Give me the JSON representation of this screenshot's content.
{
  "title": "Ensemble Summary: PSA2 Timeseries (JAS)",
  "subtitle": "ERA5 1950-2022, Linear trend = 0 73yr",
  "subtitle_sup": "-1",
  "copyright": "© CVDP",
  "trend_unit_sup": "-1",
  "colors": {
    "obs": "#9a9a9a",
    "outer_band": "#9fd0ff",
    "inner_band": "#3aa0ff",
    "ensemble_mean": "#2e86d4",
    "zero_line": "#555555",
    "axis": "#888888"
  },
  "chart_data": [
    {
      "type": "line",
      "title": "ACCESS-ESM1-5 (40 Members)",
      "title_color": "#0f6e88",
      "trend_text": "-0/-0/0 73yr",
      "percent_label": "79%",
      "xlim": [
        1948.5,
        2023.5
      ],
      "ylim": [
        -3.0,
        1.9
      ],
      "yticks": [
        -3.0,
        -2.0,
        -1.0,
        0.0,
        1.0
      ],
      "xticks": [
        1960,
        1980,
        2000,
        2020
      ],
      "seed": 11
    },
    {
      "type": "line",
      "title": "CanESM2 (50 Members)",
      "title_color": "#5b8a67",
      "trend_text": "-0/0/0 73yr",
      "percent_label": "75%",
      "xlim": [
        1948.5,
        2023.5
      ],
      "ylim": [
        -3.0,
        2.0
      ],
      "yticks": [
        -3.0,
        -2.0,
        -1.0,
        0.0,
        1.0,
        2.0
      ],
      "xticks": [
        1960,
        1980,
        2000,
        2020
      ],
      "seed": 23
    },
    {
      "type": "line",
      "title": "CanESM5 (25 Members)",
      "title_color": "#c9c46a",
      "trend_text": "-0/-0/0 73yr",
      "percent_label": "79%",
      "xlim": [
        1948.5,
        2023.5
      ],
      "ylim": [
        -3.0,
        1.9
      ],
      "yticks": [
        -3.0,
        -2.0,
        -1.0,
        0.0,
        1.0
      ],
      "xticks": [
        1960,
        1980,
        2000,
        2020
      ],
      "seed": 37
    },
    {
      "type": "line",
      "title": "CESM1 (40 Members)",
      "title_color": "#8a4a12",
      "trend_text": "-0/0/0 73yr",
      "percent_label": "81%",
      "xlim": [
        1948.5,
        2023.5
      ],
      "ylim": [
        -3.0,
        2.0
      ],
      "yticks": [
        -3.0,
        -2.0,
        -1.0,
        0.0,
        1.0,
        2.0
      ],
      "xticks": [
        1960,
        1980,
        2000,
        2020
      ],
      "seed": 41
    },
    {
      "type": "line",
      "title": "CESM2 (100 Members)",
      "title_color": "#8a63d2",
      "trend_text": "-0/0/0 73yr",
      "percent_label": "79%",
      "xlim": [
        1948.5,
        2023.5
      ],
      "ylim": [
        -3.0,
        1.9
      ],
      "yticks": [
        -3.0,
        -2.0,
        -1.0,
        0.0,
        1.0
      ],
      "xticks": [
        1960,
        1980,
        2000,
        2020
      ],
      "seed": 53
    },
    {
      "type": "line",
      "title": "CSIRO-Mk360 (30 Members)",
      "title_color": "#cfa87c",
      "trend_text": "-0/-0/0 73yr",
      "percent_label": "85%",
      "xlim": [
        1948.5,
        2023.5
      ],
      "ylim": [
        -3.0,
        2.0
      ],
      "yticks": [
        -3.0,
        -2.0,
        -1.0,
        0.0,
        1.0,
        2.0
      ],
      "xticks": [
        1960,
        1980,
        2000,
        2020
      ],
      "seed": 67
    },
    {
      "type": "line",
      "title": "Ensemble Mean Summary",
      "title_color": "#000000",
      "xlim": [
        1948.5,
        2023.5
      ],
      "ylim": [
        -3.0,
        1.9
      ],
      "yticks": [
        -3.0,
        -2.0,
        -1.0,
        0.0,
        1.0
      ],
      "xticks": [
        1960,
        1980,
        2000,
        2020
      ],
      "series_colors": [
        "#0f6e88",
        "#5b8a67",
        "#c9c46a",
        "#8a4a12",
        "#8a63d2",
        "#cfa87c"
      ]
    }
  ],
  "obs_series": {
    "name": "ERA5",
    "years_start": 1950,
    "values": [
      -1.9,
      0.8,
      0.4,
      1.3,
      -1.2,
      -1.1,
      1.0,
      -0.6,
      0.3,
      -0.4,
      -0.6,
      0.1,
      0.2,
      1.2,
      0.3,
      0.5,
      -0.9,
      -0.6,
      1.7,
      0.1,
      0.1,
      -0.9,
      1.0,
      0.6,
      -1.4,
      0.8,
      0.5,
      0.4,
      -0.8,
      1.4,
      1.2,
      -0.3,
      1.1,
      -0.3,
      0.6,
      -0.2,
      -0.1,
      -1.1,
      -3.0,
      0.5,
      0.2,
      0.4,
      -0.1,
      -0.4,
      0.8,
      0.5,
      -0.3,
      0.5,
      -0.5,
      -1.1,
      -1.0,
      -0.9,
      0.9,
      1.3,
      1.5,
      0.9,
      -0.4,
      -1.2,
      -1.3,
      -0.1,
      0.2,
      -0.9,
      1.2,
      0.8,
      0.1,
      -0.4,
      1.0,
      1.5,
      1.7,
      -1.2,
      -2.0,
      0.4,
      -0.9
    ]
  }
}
————————
WRITTEN EXERCISE
Transcribe each entry exactly.

RIGHT ANSWER
Give me the JSON representation of this screenshot's content.
{
  "title": "Ensemble Summary: PSA2 Timeseries (JAS)",
  "subtitle": "ERA5 1950-2022, Linear trend = 0 73yr",
  "subtitle_sup": "-1",
  "copyright": "© CVDP",
  "trend_unit_sup": "-1",
  "colors": {
    "obs": "#9a9a9a",
    "outer_band": "#9fd0ff",
    "inner_band": "#3aa0ff",
    "ensemble_mean": "#2e86d4",
    "zero_line": "#555555",
    "axis": "#888888"
  },
  "chart_data": [
    {
      "type": "line",
      "title": "ACCESS-ESM1-5 (40 Members)",
      "title_color": "#0f6e88",
      "trend_text": "-0/-0/0 73yr",
      "percent_label": "79%",
      "xlim": [
        1948.5,
        2023.5
      ],
      "ylim": [
        -3.0,
        1.9
      ],
      "yticks": [
        -3.0,
        -2.0,
        -1.0,
        0.0,
        1.0
      ],
      "xticks": [
        1960,
        1980,
        2000,
        2020
      ],
      "seed": 11
    },
    {
      "type": "line",
      "title": "CanESM2 (50 Members)",
      "title_color": "#5b8a67",
      "trend_text": "-0/0/0 73yr",
      "percent_label": "75%",
      "xlim": [
        1948.5,
        2023.5
      ],
      "ylim": [
        -3.0,
        2.0
      ],
      "yticks": [
        -3.0,
        -2.0,
        -1.0,
        0.0,
        1.0,
        2.0
      ],
      "xticks": [
        1960,
        1980,
        2000,
        2020
      ],
      "seed": 23
    },
    {
      "type": "line",
      "title": "CanESM5 (25 Members)",
      "title_color": "#c9c46a",
      "trend_text": "-0/-0/0 73yr",
      "percent_label": "79%",
      "xlim": [
        1948.5,
        2023.5
      ],
      "ylim": [
        -3.0,
        1.9
      ],
      "yticks": [
        -3.0,
        -2.0,
        -1.0,
        0.0,
        1.0
      ],
      "xticks": [
        1960,
        1980,
        2000,
        2020
      ],
      "seed": 37
    },
    {
      "type": "line",
      "title": "CESM1 (40 Members)",
      "title_color": "#8a4a12",
      "trend_text": "-0/0/0 73yr",
      "percent_label": "81%",
      "xlim": [
        1948.5,
        2023.5
      ],
      "ylim": [
        -3.0,
        2.0
      ],
      "yticks": [
        -3.0,
        -2.0,
        -1.0,
        0.0,
        1.0,
        2.0
      ],
      "xticks": [
        1960,
        1980,
        2000,
        2020
      ],
      "seed": 41
    },
    {
      "type": "line",
      "title": "CESM2 (100 Members)",
      "title_color": "#8a63d2",
      "trend_text": "-0/0/0 73yr",
      "percent_label": "79%",
      "xlim": [
        1948.5,
        2023.5
      ],
      "ylim": [
        -3.0,
        1.9
      ],
      "yticks": [
        -3.0,
        -2.0,
        -1.0,
        0.0,
        1.0
      ],
      "xticks": [
        1960,
        1980,
        2000,
        2020
      ],
      "seed": 53
    },
    {
      "type": "line",
      "title": "CSIRO-Mk360 (30 Members)",
      "title_color": "#cfa87c",
      "trend_text": "-0/-0/0 73yr",
      "percent_label": "85%",
      "xlim": [
        1948.5,
        2023.5
      ],
      "ylim": [
        -3.0,
        2.0
      ],
      "yticks": [
        -3.0,
        -2.0,
        -1.0,
        0.0,
        1.0,
        2.0
      ],
      "xticks": [
        1960,
        1980,
        2000,
        2020
      ],
      "seed": 67
    },
    {
      "type": "line",
      "title": "Ensemble Mean Summary",
      "title_color": "#000000",
      "xlim": [
        1948.5,
        2023.5
      ],
      "ylim": [
        -3.0,
        1.9
      ],
      "yticks": [
        -3.0,
        -2.0,
        -1.0,
        0.0,
        1.0
      ],
      "xticks": [
        1960,
        1980,
        2000,
        2020
      ],
      "series_colors": [
        "#0f6e88",
        "#5b8a67",
        "#c9c46a",
        "#8a4a12",
        "#8a63d2",
        "#cfa87c"
      ]
    }
  ],
  "obs_series": {
    "name": "ERA5",
    "years_start": 1950,
    "values": [
      -1.9,
      0.8,
      0.4,
      1.3,
      -1.2,
      -1.1,
      1.0,
      -0.6,
      0.3,
      -0.4,
      -0.6,
      0.1,
      0.2,
      1.2,
      0.3,
      0.5,
      -0.9,
      -0.6,
      1.7,
      0.1,
      0.1,
      -0.9,
      1.0,
      0.6,
      -1.4,
      0.8,
      0.5,
      0.4,
      -0.8,
      1.4,
      1.2,
      -0.3,
      1.1,
      -0.3,
      0.6,
      -0.2,
      -0.1,
      -1.1,
      -3.0,
      0.5,
      0.2,
      0.4,
      -0.1,
      -0.4,
      0.8,
      0.5,
      -0.3,
      0.5,
      -0.5,
      -1.1,
      -1.0,
      -0.9,
      0.9,
      1.3,
      1.5,
      0.9,
      -0.4,
      -1.2,
      -1.3,
      -0.1,
      0.2,
      -0.9,
      1.2,
      0.8,
      0.1,
      -0.4,
      1.0,
      1.5,
      1.7,
      -1.2,
      -2.0,
      0.4,
      -0.9
    ]
  }
}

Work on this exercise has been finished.